### PAGE EXCERPT
=-=-=
I created a kubernetes pod efgh in namespace ns1
kubectl run efgh --image=nginx -n ns1
I created another pod in default namespace
kubectl run apple --image=nginx
I created a service efgh in namespace ns1
kubectl expose pod efgh --port=80 -n ns1
Now I created a network policy to block incoming connections to the pod
apiVersion: networking.k8s.io/v1
kind: NetworkPolicy
metadata:
name: test-network-policy
namespace: ns1
spec:
podSelector:
matchLabels:
run: efgh
policyTypes:
- Ingress
ingress:
- from:
- namespaceSelector:
matchLabels:
project: ns1
- from:
- namespaceSelector:
matchLabels:
project: default
podSelector:
matchLabels:
run: apple
ports:
- protocol: TCP
port: 80
Checking the pods in ns1 gives me
NAME READY STATUS RESTARTS AGE IP
efgh 1/1 Running 0 3h4m 10.44.0.4
Checking the services in ns1 gives me
NAME TYPE CLUSTER-IP EXTERNAL-IP PORT(S) AGE
efgh ClusterIP 10.109.170.238 <none> 80/TCP 164m
Once I open terminal in apple pod and run below it works
curl http://10-44-0-4.ns1.pod
curl http://10.44.0.4
but when I try curl by trying to access the pod through the service it fails.
curl http://10.109.170.238
If i delete the network policy the above curl works
I think this is an issue with my local kubernetes cluster. I tried elsewhere it works
When I did port forward
root@kubemaster:/home/vagrant# kubectl port-forward service/efgh 8080:80 -n ns1
Forwarding from 127.0.0.1:8080 -> 80
Forwarding from [::1]:8080 -> 80
See below, more details here ServiceTypes
Publishing Services (ServiceTypes)
=-=-=
### STUDY QUESTIONS
A) List every kubectl command that appears in the Kubernetes network policy post above, without any shell prompt.
B) Go on with the Kubernetes network policy post, starting after its last line.
The listing that comes after has no connection to the Kubernetes network policy post.
=-=-=
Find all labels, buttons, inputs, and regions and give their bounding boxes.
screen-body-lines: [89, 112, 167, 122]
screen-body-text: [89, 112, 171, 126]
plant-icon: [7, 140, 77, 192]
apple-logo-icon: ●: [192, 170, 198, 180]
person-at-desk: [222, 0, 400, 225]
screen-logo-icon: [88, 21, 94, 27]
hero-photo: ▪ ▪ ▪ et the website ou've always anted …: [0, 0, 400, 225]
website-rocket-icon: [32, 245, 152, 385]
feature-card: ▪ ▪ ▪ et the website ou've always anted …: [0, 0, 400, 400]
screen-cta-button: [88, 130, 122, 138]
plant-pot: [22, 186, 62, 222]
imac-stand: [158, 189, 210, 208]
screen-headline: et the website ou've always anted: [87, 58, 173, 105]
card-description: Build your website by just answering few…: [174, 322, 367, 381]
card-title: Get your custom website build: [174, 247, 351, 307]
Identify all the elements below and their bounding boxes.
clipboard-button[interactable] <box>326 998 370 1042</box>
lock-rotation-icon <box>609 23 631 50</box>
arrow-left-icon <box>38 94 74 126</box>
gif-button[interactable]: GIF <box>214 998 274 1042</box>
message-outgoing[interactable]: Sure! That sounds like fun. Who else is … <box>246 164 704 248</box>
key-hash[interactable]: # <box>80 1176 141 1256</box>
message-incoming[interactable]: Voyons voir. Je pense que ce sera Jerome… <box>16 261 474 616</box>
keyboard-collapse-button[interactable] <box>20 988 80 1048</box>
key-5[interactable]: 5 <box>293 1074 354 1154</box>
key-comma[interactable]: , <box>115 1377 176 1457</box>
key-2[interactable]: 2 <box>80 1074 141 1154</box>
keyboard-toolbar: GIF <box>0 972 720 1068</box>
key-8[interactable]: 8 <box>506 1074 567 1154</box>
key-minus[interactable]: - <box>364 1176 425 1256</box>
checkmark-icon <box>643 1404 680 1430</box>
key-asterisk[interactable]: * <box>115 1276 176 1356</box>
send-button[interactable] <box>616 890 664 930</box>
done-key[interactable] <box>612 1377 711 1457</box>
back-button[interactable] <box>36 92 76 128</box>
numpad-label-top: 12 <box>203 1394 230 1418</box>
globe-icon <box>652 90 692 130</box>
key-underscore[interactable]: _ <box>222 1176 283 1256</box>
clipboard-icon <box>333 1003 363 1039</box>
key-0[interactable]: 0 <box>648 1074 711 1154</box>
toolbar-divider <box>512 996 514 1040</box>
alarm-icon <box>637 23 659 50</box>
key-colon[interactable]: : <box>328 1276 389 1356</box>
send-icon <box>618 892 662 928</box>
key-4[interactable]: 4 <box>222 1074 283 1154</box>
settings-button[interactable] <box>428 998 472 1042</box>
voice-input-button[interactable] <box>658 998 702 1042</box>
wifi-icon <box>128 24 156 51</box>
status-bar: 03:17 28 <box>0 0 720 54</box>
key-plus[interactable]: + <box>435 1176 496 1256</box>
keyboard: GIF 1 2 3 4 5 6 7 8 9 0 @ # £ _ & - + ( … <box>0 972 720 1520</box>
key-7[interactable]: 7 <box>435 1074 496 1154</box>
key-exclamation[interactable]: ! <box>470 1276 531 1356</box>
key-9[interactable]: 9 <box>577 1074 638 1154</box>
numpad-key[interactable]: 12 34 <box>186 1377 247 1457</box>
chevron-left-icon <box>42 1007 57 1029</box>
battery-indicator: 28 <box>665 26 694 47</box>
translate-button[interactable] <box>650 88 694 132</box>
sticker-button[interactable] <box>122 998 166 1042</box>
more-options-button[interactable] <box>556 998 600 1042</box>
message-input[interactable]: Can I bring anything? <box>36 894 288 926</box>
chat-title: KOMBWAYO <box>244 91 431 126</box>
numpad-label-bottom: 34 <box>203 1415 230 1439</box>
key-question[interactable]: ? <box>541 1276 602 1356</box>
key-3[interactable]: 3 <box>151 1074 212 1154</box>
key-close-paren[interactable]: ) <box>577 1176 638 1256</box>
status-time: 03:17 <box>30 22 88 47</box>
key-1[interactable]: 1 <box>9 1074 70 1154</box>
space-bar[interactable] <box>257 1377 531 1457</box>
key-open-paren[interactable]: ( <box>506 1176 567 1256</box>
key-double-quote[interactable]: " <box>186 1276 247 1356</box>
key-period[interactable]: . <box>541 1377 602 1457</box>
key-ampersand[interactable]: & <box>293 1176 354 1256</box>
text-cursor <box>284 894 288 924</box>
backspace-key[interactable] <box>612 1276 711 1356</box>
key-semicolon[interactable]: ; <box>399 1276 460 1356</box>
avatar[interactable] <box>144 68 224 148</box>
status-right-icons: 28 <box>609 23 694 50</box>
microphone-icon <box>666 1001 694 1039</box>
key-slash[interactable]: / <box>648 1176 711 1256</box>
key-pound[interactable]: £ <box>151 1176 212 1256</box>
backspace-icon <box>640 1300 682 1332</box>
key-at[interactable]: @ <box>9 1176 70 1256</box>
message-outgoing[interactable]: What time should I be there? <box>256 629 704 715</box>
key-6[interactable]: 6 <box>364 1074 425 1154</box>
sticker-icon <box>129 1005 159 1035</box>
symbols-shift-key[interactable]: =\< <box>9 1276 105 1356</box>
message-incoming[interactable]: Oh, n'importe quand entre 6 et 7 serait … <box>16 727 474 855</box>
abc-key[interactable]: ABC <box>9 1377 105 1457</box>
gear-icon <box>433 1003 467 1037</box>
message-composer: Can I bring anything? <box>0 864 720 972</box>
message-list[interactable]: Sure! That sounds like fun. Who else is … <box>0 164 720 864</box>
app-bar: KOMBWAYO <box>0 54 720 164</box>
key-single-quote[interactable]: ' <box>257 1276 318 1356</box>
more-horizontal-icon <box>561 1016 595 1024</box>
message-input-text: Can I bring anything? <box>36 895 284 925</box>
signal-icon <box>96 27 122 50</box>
=-=-=
### RESPONSES FOR EACH TASK
A)
kubectl run efgh --image=nginx -n ns1
kubectl run apple --image=nginx
kubectl expose pod efgh --port=80 -n ns1
kubectl port-forward service/efgh 8080:80 -n ns1

B)
For some parts of your application (for example, frontends) you may want to expose a Service onto an external IP address, that's outside of your cluster.
Kubernetes ServiceTypes allow you to specify what kind of Service you want. The default is ClusterIP.
Type values and their behaviors are:
ClusterIP: Exposes the Service on a cluster-internal IP. Choosing this value makes the Service only reachable from within the cluster. This is the default ServiceType.
NodePort: Exposes the Service on each Node's IP at a static port (the NodePort). A ClusterIP Service, to which the NodePort Service routes, is automatically created. You'll be able to contact the NodePort Service, from outside the cluster, by requesting <NodeIP>:<NodePort>.
LoadBalancer: Exposes the Service externally using a cloud provider's load balancer. NodePort and ClusterIP Services, to which the external load balancer routes, are automatically created.
ExternalName: Maps the Service to the contents of the externalName field (e.g. foo.bar.example.com), by returning a CNAME record with its value. No proxying of any kind is set up.